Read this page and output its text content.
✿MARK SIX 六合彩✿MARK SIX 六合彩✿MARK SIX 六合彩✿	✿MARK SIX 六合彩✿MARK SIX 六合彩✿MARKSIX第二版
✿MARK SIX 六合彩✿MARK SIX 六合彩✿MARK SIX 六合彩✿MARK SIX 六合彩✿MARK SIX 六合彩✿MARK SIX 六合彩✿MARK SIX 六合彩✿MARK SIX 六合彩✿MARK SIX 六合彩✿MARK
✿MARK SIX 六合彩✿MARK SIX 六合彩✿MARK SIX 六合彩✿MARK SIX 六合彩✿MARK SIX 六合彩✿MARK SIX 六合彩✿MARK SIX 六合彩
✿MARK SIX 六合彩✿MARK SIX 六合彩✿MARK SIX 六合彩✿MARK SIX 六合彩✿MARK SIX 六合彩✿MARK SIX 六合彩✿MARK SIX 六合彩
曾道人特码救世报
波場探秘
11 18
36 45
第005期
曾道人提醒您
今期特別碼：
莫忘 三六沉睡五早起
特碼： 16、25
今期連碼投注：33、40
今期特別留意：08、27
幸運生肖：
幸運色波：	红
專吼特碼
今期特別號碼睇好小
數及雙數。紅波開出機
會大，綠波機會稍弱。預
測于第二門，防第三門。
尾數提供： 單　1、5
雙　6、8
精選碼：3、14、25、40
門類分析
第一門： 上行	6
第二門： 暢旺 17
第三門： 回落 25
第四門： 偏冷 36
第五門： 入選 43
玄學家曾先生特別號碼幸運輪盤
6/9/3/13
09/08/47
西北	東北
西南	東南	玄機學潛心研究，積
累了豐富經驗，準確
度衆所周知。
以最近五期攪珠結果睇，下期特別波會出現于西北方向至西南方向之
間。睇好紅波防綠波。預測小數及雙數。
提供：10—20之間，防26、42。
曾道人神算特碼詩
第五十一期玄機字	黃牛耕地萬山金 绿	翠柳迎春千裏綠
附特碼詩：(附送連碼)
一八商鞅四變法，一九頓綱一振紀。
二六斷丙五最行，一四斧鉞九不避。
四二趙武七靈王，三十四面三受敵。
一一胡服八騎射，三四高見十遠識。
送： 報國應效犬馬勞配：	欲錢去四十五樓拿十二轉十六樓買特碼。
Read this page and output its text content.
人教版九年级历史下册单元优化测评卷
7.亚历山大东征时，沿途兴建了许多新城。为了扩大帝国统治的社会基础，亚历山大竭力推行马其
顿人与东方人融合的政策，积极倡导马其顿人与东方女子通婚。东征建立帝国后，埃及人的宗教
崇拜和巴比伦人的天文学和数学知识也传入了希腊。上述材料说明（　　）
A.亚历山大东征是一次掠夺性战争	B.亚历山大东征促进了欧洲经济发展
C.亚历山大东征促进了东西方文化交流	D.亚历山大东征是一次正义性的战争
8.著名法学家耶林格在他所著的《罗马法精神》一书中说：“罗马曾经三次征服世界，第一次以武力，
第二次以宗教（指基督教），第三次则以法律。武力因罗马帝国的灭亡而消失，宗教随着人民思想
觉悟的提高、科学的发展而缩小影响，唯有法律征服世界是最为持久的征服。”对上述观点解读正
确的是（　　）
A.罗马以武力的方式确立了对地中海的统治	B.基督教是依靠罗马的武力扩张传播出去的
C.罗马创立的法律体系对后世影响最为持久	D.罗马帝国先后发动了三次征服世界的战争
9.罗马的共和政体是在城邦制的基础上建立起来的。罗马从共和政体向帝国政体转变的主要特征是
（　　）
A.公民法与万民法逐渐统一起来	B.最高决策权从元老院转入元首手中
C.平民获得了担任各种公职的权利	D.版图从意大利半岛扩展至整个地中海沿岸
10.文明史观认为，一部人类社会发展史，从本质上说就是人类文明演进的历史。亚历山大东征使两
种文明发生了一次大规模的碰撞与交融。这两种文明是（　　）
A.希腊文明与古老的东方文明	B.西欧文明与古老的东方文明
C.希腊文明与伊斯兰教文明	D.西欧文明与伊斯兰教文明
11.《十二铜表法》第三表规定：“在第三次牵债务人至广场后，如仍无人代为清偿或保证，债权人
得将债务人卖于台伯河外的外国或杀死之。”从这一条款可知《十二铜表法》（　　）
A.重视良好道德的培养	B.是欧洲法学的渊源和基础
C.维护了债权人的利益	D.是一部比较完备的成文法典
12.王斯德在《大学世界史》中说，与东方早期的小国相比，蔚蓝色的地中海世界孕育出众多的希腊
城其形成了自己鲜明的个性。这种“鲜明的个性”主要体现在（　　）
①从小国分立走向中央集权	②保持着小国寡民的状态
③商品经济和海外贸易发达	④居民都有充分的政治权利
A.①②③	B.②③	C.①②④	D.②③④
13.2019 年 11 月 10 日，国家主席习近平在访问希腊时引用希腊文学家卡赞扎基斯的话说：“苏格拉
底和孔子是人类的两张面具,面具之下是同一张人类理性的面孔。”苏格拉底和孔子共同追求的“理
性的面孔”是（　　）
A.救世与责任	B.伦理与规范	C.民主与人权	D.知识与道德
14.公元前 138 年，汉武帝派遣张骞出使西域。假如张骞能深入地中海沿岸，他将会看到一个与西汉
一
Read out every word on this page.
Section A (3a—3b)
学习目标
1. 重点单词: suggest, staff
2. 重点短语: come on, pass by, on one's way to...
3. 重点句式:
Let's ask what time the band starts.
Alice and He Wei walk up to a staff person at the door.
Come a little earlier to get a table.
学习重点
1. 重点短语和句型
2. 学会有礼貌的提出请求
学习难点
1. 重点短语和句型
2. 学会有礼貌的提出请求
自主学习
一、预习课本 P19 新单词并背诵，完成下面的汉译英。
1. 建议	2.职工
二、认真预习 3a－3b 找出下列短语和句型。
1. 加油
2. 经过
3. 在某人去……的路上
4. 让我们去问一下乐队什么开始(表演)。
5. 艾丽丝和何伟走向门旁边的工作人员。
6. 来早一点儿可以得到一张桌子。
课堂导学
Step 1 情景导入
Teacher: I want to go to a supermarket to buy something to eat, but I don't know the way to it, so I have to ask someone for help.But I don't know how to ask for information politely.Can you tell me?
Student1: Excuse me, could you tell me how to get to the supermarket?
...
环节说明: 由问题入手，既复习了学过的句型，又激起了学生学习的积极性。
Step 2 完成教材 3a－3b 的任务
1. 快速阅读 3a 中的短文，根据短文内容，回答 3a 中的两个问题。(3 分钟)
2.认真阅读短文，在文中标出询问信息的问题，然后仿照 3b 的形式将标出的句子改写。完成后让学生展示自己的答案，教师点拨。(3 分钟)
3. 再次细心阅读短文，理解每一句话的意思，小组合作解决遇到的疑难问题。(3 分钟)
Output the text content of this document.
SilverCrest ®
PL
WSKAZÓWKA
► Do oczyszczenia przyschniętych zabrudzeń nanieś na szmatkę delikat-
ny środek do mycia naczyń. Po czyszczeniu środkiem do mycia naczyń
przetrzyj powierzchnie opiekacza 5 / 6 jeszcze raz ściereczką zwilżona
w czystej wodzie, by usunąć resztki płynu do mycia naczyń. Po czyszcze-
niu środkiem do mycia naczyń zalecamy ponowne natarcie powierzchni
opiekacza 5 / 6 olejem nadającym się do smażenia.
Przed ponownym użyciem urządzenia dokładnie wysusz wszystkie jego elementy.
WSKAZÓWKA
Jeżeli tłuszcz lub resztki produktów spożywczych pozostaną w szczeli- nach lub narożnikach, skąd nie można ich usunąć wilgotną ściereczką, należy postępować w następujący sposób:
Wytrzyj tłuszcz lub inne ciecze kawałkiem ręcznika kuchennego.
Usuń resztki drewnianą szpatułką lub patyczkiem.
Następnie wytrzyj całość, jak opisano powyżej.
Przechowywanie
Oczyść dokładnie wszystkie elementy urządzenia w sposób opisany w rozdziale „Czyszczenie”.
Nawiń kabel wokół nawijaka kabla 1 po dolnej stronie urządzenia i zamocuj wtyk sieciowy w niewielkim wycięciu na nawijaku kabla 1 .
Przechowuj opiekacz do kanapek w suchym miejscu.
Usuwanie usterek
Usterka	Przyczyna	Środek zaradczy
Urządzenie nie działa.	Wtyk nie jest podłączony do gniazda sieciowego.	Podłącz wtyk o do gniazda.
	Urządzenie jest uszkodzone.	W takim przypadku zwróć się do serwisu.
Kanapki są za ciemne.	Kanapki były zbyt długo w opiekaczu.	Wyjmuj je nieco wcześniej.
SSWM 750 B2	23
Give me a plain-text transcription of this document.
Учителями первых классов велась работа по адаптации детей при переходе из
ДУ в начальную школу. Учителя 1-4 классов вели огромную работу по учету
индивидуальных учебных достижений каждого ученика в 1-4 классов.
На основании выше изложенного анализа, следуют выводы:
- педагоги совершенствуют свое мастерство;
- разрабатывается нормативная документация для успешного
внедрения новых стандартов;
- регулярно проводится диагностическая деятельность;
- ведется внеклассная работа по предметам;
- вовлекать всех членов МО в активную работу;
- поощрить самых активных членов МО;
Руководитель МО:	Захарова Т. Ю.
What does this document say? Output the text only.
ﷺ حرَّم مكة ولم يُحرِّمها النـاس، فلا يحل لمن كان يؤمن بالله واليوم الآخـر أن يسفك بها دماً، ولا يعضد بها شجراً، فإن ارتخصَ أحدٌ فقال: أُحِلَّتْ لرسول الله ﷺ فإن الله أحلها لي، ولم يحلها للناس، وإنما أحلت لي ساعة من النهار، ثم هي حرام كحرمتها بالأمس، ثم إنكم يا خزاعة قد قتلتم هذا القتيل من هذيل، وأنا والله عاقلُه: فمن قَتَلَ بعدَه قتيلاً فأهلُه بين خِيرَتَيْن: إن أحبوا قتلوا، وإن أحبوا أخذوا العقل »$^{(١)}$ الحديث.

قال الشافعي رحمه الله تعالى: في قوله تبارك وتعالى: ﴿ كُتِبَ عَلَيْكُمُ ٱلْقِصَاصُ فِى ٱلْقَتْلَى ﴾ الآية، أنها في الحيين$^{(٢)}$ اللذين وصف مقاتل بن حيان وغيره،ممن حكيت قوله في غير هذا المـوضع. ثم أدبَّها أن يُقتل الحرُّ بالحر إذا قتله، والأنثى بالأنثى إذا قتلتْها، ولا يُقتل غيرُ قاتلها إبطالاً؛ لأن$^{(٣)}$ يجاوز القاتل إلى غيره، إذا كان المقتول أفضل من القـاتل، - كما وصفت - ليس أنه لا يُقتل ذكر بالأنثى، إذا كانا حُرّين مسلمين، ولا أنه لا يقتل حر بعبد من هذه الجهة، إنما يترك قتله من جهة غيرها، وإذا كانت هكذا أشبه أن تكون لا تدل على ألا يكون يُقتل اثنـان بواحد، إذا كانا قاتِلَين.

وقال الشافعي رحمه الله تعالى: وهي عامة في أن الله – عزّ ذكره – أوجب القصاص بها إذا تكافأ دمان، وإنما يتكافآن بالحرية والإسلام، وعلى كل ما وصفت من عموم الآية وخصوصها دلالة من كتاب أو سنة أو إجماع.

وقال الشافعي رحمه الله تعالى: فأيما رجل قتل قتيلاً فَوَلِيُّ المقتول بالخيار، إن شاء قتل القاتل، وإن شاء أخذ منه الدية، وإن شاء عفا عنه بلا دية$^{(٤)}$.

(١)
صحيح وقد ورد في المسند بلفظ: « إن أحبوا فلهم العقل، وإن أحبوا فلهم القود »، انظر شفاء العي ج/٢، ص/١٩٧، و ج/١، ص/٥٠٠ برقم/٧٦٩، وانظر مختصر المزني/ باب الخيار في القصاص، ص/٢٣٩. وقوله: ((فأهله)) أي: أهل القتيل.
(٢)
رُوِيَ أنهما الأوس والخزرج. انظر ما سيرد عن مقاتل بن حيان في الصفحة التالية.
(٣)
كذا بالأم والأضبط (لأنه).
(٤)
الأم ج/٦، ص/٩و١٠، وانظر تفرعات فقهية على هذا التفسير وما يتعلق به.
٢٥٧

• • • • •

[YOUR GOAL]: In the material above, show every line where the word "القتيل" turns up.

[EXPECTED ANSWER]:
ﷺ حرَّم مكة ولم يُحرِّمها النـاس، فلا يحل لمن كان يؤمن بالله واليوم الآخـر أن يسفك بها دماً، ولا يعضد بها شجراً، فإن ارتخصَ أحدٌ فقال: أُحِلَّتْ لرسول الله ﷺ فإن الله أحلها لي، ولم يحلها للناس، وإنما أحلت لي ساعة من النهار، ثم هي حرام كحرمتها بالأمس، ثم إنكم يا خزاعة قد قتلتم هذا القتيل من هذيل، وأنا والله عاقلُه: فمن قَتَلَ بعدَه قتيلاً فأهلُه بين خِيرَتَيْن: إن أحبوا قتلوا، وإن أحبوا أخذوا العقل »$^{(١)}$ الحديث.
صحيح وقد ورد في المسند بلفظ: « إن أحبوا فلهم العقل، وإن أحبوا فلهم القود »، انظر شفاء العي ج/٢، ص/١٩٧، و ج/١، ص/٥٠٠ برقم/٧٦٩، وانظر مختصر المزني/ باب الخيار في القصاص، ص/٢٣٩. وقوله: ((فأهله)) أي: أهل القتيل.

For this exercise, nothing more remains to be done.